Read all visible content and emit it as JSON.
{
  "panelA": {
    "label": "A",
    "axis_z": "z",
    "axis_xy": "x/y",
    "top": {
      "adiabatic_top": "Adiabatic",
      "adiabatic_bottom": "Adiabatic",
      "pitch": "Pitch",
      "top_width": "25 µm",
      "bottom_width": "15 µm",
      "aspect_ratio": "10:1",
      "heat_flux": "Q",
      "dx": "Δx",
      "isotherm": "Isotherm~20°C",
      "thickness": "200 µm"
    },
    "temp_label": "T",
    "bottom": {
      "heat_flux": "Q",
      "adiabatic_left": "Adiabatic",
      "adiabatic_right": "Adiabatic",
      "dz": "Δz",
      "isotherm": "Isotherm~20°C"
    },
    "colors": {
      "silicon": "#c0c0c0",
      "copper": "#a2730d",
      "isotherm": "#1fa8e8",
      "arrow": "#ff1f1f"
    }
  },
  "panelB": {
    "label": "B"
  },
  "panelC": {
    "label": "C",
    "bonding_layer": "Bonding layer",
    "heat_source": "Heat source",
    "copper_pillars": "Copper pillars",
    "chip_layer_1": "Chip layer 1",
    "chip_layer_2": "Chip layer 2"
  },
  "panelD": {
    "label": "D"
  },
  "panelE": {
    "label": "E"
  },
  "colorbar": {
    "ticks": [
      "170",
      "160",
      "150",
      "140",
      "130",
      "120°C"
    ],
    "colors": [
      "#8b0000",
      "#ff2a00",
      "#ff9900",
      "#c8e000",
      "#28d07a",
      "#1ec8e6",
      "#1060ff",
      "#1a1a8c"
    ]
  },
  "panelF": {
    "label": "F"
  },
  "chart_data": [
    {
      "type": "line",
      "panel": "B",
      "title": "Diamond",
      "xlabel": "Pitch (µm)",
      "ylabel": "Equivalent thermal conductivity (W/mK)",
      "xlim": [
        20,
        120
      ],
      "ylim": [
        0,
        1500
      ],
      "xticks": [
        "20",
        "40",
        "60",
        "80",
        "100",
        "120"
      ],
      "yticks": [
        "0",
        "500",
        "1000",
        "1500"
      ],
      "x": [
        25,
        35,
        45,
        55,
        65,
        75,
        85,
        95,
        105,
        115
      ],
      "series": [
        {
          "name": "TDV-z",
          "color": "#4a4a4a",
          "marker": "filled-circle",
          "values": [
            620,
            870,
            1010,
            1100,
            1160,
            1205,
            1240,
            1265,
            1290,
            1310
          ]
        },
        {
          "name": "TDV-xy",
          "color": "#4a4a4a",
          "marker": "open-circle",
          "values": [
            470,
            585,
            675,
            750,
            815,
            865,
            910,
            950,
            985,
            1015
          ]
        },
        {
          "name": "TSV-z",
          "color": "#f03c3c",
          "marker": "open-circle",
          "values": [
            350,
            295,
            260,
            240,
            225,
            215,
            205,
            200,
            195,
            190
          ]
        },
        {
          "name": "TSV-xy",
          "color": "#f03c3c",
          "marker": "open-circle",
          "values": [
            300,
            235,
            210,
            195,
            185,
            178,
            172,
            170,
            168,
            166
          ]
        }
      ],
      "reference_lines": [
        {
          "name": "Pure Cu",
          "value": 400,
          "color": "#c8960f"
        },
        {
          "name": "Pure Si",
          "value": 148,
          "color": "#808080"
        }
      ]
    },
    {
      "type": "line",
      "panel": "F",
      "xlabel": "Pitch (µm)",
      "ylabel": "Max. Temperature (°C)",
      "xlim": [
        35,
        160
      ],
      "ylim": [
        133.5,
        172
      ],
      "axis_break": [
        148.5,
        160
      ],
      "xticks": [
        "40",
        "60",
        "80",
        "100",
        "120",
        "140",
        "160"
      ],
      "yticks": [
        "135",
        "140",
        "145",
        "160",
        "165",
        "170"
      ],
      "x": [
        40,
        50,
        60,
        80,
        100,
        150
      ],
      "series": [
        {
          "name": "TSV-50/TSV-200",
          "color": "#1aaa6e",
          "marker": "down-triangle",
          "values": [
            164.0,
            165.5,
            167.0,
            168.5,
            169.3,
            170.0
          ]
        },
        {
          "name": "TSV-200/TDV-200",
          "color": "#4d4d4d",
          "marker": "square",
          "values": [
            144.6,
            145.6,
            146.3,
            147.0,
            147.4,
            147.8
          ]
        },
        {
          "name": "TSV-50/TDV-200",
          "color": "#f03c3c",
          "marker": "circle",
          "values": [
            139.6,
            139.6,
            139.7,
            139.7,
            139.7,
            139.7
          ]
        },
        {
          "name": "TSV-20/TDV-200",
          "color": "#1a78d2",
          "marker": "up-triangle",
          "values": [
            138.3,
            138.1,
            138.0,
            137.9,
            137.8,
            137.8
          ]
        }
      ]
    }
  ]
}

------

• **SHORT PROBLEM**:
Transcribe each entry precisely, missing none.

• **ANSWER TO THIS TASK**:
Read all visible content and emit it as JSON.
{
  "panelA": {
    "label": "A",
    "axis_z": "z",
    "axis_xy": "x/y",
    "top": {
      "adiabatic_top": "Adiabatic",
      "adiabatic_bottom": "Adiabatic",
      "pitch": "Pitch",
      "top_width": "25 µm",
      "bottom_width": "15 µm",
      "aspect_ratio": "10:1",
      "heat_flux": "Q",
      "dx": "Δx",
      "isotherm": "Isotherm~20°C",
      "thickness": "200 µm"
    },
    "temp_label": "T",
    "bottom": {
      "heat_flux": "Q",
      "adiabatic_left": "Adiabatic",
      "adiabatic_right": "Adiabatic",
      "dz": "Δz",
      "isotherm": "Isotherm~20°C"
    },
    "colors": {
      "silicon": "#c0c0c0",
      "copper": "#a2730d",
      "isotherm": "#1fa8e8",
      "arrow": "#ff1f1f"
    }
  },
  "panelB": {
    "label": "B"
  },
  "panelC": {
    "label": "C",
    "bonding_layer": "Bonding layer",
    "heat_source": "Heat source",
    "copper_pillars": "Copper pillars",
    "chip_layer_1": "Chip layer 1",
    "chip_layer_2": "Chip layer 2"
  },
  "panelD": {
    "label": "D"
  },
  "panelE": {
    "label": "E"
  },
  "colorbar": {
    "ticks": [
      "170",
      "160",
      "150",
      "140",
      "130",
      "120°C"
    ],
    "colors": [
      "#8b0000",
      "#ff2a00",
      "#ff9900",
      "#c8e000",
      "#28d07a",
      "#1ec8e6",
      "#1060ff",
      "#1a1a8c"
    ]
  },
  "panelF": {
    "label": "F"
  },
  "chart_data": [
    {
      "type": "line",
      "panel": "B",
      "title": "Diamond",
      "xlabel": "Pitch (µm)",
      "ylabel": "Equivalent thermal conductivity (W/mK)",
      "xlim": [
        20,
        120
      ],
      "ylim": [
        0,
        1500
      ],
      "xticks": [
        "20",
        "40",
        "60",
        "80",
        "100",
        "120"
      ],
      "yticks": [
        "0",
        "500",
        "1000",
        "1500"
      ],
      "x": [
        25,
        35,
        45,
        55,
        65,
        75,
        85,
        95,
        105,
        115
      ],
      "series": [
        {
          "name": "TDV-z",
          "color": "#4a4a4a",
          "marker": "filled-circle",
          "values": [
            620,
            870,
            1010,
            1100,
            1160,
            1205,
            1240,
            1265,
            1290,
            1310
          ]
        },
        {
          "name": "TDV-xy",
          "color": "#4a4a4a",
          "marker": "open-circle",
          "values": [
            470,
            585,
            675,
            750,
            815,
            865,
            910,
            950,
            985,
            1015
          ]
        },
        {
          "name": "TSV-z",
          "color": "#f03c3c",
          "marker": "open-circle",
          "values": [
            350,
            295,
            260,
            240,
            225,
            215,
            205,
            200,
            195,
            190
          ]
        },
        {
          "name": "TSV-xy",
          "color": "#f03c3c",
          "marker": "open-circle",
          "values": [
            300,
            235,
            210,
            195,
            185,
            178,
            172,
            170,
            168,
            166
          ]
        }
      ],
      "reference_lines": [
        {
          "name": "Pure Cu",
          "value": 400,
          "color": "#c8960f"
        },
        {
          "name": "Pure Si",
          "value": 148,
          "color": "#808080"
        }
      ]
    },
    {
      "type": "line",
      "panel": "F",
      "xlabel": "Pitch (µm)",
      "ylabel": "Max. Temperature (°C)",
      "xlim": [
        35,
        160
      ],
      "ylim": [
        133.5,
        172
      ],
      "axis_break": [
        148.5,
        160
      ],
      "xticks": [
        "40",
        "60",
        "80",
        "100",
        "120",
        "140",
        "160"
      ],
      "yticks": [
        "135",
        "140",
        "145",
        "160",
        "165",
        "170"
      ],
      "x": [
        40,
        50,
        60,
        80,
        100,
        150
      ],
      "series": [
        {
          "name": "TSV-50/TSV-200",
          "color": "#1aaa6e",
          "marker": "down-triangle",
          "values": [
            164.0,
            165.5,
            167.0,
            168.5,
            169.3,
            170.0
          ]
        },
        {
          "name": "TSV-200/TDV-200",
          "color": "#4d4d4d",
          "marker": "square",
          "values": [
            144.6,
            145.6,
            146.3,
            147.0,
            147.4,
            147.8
          ]
        },
        {
          "name": "TSV-50/TDV-200",
          "color": "#f03c3c",
          "marker": "circle",
          "values": [
            139.6,
            139.6,
            139.7,
            139.7,
            139.7,
            139.7
          ]
        },
        {
          "name": "TSV-20/TDV-200",
          "color": "#1a78d2",
          "marker": "up-triangle",
          "values": [
            138.3,
            138.1,
            138.0,
            137.9,
            137.8,
            137.8
          ]
        }
      ]
    }
  ]
}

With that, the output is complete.